* [SUPPLIED ENTRIES]:
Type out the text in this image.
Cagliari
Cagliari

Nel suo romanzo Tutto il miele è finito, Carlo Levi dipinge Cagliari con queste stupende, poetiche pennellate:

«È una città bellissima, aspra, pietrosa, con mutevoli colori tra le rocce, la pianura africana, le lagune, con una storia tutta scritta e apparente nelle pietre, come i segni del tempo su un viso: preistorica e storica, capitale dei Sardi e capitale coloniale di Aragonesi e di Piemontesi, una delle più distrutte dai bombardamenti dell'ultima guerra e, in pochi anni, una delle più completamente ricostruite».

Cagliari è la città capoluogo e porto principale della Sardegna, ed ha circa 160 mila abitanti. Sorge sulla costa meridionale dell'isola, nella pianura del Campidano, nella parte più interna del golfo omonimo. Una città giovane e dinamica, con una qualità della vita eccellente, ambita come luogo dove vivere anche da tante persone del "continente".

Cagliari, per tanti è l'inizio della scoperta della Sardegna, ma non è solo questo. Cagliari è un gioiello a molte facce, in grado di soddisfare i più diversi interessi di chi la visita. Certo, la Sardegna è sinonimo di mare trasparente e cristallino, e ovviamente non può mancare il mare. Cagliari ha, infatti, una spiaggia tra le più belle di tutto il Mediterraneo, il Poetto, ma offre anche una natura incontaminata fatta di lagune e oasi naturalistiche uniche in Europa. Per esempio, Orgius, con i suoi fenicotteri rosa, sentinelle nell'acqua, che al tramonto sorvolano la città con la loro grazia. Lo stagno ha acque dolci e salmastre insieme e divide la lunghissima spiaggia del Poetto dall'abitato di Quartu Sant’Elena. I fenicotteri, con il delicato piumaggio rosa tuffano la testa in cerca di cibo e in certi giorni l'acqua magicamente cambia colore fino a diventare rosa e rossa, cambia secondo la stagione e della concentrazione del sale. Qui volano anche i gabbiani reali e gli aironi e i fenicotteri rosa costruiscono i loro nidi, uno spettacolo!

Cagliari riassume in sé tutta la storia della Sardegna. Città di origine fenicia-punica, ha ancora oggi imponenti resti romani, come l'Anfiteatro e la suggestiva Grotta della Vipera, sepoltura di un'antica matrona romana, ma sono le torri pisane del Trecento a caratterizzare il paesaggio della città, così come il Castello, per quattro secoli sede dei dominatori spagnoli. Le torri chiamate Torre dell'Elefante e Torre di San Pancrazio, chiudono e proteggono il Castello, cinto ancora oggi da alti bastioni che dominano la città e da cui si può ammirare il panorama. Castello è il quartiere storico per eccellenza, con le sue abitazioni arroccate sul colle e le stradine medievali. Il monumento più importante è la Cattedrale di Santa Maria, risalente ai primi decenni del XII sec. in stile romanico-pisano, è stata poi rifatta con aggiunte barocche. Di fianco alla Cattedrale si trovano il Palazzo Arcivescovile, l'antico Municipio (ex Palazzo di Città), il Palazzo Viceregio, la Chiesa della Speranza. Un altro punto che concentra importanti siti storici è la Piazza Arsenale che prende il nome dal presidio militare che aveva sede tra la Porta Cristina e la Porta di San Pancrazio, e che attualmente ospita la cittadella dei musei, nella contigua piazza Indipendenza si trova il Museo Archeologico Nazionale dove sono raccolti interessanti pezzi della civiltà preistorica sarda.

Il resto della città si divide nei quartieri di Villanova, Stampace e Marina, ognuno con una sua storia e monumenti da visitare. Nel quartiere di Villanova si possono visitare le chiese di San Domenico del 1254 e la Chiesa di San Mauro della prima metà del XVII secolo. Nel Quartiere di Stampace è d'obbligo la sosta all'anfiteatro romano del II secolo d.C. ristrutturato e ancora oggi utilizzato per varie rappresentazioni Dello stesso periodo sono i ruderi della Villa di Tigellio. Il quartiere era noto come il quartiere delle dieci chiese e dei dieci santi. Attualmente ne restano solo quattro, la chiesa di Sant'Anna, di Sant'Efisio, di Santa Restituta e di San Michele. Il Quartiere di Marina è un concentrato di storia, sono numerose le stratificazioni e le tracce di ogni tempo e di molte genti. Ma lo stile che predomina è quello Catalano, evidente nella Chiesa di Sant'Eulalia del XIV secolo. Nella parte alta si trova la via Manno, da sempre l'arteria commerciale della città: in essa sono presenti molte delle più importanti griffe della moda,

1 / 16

* [PROBLEM]:
Write the complete data out, exactly as above.

* [SOLUTION TO THE EXERCISE]:
Type out the text in this image.
Cagliari
Cagliari

Nel suo romanzo Tutto il miele è finito, Carlo Levi dipinge Cagliari con queste stupende, poetiche pennellate:

«È una città bellissima, aspra, pietrosa, con mutevoli colori tra le rocce, la pianura africana, le lagune, con una storia tutta scritta e apparente nelle pietre, come i segni del tempo su un viso: preistorica e storica, capitale dei Sardi e capitale coloniale di Aragonesi e di Piemontesi, una delle più distrutte dai bombardamenti dell'ultima guerra e, in pochi anni, una delle più completamente ricostruite».

Cagliari è la città capoluogo e porto principale della Sardegna, ed ha circa 160 mila abitanti. Sorge sulla costa meridionale dell'isola, nella pianura del Campidano, nella parte più interna del golfo omonimo. Una città giovane e dinamica, con una qualità della vita eccellente, ambita come luogo dove vivere anche da tante persone del "continente".

Cagliari, per tanti è l'inizio della scoperta della Sardegna, ma non è solo questo. Cagliari è un gioiello a molte facce, in grado di soddisfare i più diversi interessi di chi la visita. Certo, la Sardegna è sinonimo di mare trasparente e cristallino, e ovviamente non può mancare il mare. Cagliari ha, infatti, una spiaggia tra le più belle di tutto il Mediterraneo, il Poetto, ma offre anche una natura incontaminata fatta di lagune e oasi naturalistiche uniche in Europa. Per esempio, Orgius, con i suoi fenicotteri rosa, sentinelle nell'acqua, che al tramonto sorvolano la città con la loro grazia. Lo stagno ha acque dolci e salmastre insieme e divide la lunghissima spiaggia del Poetto dall'abitato di Quartu Sant’Elena. I fenicotteri, con il delicato piumaggio rosa tuffano la testa in cerca di cibo e in certi giorni l'acqua magicamente cambia colore fino a diventare rosa e rossa, cambia secondo la stagione e della concentrazione del sale. Qui volano anche i gabbiani reali e gli aironi e i fenicotteri rosa costruiscono i loro nidi, uno spettacolo!

Cagliari riassume in sé tutta la storia della Sardegna. Città di origine fenicia-punica, ha ancora oggi imponenti resti romani, come l'Anfiteatro e la suggestiva Grotta della Vipera, sepoltura di un'antica matrona romana, ma sono le torri pisane del Trecento a caratterizzare il paesaggio della città, così come il Castello, per quattro secoli sede dei dominatori spagnoli. Le torri chiamate Torre dell'Elefante e Torre di San Pancrazio, chiudono e proteggono il Castello, cinto ancora oggi da alti bastioni che dominano la città e da cui si può ammirare il panorama. Castello è il quartiere storico per eccellenza, con le sue abitazioni arroccate sul colle e le stradine medievali. Il monumento più importante è la Cattedrale di Santa Maria, risalente ai primi decenni del XII sec. in stile romanico-pisano, è stata poi rifatta con aggiunte barocche. Di fianco alla Cattedrale si trovano il Palazzo Arcivescovile, l'antico Municipio (ex Palazzo di Città), il Palazzo Viceregio, la Chiesa della Speranza. Un altro punto che concentra importanti siti storici è la Piazza Arsenale che prende il nome dal presidio militare che aveva sede tra la Porta Cristina e la Porta di San Pancrazio, e che attualmente ospita la cittadella dei musei, nella contigua piazza Indipendenza si trova il Museo Archeologico Nazionale dove sono raccolti interessanti pezzi della civiltà preistorica sarda.

Il resto della città si divide nei quartieri di Villanova, Stampace e Marina, ognuno con una sua storia e monumenti da visitare. Nel quartiere di Villanova si possono visitare le chiese di San Domenico del 1254 e la Chiesa di San Mauro della prima metà del XVII secolo. Nel Quartiere di Stampace è d'obbligo la sosta all'anfiteatro romano del II secolo d.C. ristrutturato e ancora oggi utilizzato per varie rappresentazioni Dello stesso periodo sono i ruderi della Villa di Tigellio. Il quartiere era noto come il quartiere delle dieci chiese e dei dieci santi. Attualmente ne restano solo quattro, la chiesa di Sant'Anna, di Sant'Efisio, di Santa Restituta e di San Michele. Il Quartiere di Marina è un concentrato di storia, sono numerose le stratificazioni e le tracce di ogni tempo e di molte genti. Ma lo stile che predomina è quello Catalano, evidente nella Chiesa di Sant'Eulalia del XIV secolo. Nella parte alta si trova la via Manno, da sempre l'arteria commerciale della città: in essa sono presenti molte delle più importanti griffe della moda,

1 / 16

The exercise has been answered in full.